◆ WRITTEN PROBLEM
Determine the number of lines containing the word "division", and state that figure alone.
═════ STORED RECORDS ═════
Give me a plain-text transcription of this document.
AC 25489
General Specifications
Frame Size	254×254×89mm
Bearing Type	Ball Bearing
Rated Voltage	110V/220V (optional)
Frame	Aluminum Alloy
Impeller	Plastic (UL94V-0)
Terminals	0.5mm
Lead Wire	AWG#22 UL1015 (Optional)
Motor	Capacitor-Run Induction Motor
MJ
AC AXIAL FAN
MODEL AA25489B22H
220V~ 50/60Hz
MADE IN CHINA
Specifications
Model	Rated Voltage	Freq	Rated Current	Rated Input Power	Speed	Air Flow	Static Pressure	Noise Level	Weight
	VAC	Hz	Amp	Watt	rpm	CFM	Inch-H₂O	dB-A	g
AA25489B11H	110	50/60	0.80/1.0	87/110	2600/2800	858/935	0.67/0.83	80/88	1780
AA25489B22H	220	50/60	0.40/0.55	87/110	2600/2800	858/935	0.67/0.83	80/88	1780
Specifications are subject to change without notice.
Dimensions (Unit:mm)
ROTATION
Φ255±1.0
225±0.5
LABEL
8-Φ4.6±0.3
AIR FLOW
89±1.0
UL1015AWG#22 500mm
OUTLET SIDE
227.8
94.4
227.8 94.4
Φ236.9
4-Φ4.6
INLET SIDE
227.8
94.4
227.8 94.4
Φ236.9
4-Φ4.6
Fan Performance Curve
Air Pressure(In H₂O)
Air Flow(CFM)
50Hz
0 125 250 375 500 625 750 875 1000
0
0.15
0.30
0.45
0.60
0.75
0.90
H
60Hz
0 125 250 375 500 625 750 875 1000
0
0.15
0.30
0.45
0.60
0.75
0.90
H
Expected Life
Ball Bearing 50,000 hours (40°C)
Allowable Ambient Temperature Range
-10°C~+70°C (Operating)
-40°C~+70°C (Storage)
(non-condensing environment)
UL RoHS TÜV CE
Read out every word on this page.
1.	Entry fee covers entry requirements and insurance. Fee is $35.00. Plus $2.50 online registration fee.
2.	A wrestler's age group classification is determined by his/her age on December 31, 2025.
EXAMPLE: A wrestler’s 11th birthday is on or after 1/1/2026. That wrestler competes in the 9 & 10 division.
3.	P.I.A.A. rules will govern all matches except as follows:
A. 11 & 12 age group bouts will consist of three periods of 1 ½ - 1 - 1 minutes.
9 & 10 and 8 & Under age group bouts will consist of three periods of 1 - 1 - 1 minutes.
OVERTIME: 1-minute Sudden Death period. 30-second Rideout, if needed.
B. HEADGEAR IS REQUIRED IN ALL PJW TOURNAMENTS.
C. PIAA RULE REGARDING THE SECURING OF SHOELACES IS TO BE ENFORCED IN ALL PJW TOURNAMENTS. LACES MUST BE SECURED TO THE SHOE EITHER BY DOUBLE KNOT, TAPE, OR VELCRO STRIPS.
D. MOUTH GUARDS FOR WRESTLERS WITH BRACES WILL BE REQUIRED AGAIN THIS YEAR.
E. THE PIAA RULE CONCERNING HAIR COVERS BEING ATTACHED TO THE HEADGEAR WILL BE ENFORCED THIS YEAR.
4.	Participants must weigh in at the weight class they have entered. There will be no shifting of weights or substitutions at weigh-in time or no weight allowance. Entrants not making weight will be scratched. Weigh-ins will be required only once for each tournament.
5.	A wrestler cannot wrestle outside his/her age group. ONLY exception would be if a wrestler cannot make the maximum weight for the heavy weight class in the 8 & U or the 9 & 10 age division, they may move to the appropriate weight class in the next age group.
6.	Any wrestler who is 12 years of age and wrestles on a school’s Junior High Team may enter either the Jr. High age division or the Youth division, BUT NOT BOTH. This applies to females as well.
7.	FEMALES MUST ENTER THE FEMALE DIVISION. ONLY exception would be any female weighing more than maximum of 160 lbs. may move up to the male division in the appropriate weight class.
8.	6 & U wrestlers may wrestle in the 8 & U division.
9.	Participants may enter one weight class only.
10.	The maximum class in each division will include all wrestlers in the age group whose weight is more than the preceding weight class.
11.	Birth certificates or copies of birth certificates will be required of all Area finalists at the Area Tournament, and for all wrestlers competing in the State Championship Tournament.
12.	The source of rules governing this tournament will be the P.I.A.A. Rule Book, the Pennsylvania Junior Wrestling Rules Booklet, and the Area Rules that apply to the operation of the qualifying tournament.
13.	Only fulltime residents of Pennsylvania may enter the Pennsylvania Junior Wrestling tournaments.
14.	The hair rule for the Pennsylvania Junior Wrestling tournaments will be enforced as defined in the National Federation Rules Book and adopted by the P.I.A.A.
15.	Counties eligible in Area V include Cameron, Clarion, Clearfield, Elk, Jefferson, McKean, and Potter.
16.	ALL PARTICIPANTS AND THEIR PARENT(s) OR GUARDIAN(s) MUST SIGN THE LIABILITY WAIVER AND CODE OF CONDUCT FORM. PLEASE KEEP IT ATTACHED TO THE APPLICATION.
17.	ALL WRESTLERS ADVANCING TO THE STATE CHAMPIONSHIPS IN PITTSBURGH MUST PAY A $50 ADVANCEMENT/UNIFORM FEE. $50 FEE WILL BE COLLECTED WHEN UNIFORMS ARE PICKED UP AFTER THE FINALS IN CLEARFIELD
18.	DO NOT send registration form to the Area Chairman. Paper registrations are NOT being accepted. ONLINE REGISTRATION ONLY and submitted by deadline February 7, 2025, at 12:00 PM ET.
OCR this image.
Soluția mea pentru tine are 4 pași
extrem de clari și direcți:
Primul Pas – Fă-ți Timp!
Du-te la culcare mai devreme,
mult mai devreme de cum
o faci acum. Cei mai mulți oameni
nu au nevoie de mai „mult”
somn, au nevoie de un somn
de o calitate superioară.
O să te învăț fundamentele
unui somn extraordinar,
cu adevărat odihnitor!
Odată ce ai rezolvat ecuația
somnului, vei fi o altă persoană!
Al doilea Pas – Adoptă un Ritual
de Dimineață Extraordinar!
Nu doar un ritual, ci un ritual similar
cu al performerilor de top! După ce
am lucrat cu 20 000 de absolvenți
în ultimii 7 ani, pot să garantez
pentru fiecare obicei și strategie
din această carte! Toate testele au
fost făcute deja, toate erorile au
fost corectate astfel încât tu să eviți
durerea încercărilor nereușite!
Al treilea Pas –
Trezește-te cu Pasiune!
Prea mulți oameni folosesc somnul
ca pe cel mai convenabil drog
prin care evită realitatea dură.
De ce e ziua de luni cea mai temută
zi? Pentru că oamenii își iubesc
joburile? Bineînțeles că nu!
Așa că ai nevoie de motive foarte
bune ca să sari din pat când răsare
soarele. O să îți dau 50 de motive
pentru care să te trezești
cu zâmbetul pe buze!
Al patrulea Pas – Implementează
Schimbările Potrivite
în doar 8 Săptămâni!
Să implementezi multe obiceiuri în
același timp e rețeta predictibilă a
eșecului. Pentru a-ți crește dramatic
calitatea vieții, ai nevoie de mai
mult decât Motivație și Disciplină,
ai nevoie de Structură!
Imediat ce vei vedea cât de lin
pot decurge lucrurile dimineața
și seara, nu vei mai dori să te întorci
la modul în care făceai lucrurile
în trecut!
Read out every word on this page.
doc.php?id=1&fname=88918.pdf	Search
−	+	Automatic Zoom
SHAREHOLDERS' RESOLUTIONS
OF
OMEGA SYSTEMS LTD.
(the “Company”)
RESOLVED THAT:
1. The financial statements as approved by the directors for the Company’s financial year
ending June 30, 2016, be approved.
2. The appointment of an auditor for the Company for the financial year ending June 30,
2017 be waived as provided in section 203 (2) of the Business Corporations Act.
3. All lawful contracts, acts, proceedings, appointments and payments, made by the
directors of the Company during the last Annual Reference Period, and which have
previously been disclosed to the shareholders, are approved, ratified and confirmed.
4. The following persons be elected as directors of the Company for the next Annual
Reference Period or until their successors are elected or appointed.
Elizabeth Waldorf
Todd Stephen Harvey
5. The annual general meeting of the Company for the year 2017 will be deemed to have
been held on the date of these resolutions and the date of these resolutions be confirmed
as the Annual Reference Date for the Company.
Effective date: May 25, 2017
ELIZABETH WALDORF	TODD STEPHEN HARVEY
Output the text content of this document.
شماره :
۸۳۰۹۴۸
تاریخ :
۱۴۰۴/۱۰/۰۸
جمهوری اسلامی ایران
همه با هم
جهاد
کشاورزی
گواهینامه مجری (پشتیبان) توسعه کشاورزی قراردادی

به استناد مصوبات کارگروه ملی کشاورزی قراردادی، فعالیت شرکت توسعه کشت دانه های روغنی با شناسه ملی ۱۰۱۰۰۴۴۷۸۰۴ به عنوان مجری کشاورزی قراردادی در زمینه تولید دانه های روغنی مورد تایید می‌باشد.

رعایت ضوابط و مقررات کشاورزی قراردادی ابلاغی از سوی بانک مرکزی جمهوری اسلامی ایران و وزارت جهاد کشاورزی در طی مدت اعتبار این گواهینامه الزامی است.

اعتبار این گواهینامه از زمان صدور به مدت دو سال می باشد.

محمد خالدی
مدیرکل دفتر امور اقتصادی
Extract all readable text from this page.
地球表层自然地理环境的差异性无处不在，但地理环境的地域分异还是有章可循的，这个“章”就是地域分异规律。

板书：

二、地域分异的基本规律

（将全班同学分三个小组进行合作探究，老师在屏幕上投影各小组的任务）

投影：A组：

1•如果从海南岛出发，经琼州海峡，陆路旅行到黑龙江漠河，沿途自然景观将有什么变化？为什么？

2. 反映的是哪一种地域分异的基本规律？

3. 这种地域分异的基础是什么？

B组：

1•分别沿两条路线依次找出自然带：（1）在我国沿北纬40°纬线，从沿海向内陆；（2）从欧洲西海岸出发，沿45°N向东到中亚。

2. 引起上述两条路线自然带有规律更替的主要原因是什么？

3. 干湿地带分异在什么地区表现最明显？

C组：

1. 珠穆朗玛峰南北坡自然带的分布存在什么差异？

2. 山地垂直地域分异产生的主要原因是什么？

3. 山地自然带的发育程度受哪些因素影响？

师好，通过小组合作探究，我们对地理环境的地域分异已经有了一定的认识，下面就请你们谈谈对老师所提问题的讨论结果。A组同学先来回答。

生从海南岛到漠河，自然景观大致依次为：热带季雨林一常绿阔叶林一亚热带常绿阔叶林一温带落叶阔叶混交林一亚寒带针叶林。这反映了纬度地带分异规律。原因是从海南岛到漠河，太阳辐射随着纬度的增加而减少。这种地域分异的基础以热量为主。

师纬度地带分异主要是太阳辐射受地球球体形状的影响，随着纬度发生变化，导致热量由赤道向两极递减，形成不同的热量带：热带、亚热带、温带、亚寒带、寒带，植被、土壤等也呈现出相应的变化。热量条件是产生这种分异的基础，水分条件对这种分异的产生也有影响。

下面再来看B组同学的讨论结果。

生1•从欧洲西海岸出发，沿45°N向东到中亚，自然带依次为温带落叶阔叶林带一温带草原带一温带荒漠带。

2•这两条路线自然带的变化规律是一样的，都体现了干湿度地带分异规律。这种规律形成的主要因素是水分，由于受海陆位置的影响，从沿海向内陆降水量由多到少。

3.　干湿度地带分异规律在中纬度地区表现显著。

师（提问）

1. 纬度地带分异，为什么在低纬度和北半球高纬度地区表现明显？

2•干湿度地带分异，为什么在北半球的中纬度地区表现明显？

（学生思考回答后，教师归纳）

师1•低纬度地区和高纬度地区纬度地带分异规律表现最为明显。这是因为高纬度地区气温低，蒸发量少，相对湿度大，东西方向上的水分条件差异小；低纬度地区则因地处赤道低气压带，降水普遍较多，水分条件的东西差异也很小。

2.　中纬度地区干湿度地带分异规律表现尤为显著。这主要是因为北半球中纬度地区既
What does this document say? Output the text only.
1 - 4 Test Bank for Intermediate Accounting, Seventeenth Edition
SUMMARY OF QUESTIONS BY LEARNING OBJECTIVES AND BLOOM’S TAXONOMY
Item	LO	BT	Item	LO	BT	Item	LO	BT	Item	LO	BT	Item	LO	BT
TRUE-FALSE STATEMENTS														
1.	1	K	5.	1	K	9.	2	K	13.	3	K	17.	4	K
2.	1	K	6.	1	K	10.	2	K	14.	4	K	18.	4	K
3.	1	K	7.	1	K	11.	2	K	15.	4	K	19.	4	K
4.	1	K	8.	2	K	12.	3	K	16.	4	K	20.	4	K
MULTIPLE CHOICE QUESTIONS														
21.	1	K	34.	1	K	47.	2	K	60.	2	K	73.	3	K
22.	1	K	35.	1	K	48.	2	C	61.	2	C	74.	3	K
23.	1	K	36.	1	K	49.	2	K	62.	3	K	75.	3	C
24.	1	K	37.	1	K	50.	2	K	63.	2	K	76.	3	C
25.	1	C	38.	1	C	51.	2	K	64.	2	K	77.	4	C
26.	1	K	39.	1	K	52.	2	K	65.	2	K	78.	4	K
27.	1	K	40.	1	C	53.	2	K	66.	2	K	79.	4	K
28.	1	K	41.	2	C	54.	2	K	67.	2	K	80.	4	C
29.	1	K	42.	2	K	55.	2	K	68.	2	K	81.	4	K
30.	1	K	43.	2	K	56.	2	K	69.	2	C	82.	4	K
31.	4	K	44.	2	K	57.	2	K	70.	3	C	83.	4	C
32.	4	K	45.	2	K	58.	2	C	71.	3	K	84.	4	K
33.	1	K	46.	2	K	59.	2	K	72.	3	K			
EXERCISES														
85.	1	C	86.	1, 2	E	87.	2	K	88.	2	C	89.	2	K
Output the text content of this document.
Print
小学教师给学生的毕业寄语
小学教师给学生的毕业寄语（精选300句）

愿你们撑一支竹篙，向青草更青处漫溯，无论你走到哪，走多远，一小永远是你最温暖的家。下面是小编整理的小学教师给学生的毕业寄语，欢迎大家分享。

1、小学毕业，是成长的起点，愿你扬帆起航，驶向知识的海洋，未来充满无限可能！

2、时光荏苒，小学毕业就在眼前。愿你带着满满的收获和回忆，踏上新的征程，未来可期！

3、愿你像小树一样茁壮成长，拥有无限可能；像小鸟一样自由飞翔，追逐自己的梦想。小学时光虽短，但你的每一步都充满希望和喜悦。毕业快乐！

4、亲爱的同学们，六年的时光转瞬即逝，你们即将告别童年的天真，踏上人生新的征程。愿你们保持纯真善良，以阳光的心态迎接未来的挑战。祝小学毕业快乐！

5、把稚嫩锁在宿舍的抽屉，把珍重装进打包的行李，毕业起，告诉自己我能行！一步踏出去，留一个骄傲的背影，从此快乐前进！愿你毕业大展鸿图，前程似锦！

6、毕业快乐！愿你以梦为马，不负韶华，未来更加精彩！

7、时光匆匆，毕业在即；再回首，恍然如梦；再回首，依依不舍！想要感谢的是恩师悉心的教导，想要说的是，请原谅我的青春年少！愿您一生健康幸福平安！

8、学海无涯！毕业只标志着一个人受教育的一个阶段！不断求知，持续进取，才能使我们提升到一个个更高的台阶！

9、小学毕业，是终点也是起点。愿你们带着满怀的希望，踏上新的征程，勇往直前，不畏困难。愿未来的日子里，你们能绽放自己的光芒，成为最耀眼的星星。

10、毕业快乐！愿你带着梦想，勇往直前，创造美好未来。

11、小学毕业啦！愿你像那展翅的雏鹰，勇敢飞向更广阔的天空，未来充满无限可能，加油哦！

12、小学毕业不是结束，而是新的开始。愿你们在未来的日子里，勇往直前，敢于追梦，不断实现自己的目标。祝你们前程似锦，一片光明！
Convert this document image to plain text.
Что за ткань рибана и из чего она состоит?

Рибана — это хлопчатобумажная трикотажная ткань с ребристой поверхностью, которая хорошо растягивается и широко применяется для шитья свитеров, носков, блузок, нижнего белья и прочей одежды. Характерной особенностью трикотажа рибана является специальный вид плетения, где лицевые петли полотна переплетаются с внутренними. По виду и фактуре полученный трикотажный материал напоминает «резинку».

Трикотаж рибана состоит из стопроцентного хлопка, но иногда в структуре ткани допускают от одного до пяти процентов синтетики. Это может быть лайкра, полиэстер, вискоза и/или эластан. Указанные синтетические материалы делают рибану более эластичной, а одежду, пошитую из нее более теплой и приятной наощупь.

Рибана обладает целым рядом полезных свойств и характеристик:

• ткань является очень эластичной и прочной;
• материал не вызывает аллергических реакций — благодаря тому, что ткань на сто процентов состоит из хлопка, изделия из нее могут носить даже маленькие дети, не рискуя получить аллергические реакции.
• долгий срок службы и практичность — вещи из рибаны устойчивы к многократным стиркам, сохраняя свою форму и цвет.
═════
◆ PROBLEM SOLUTION
6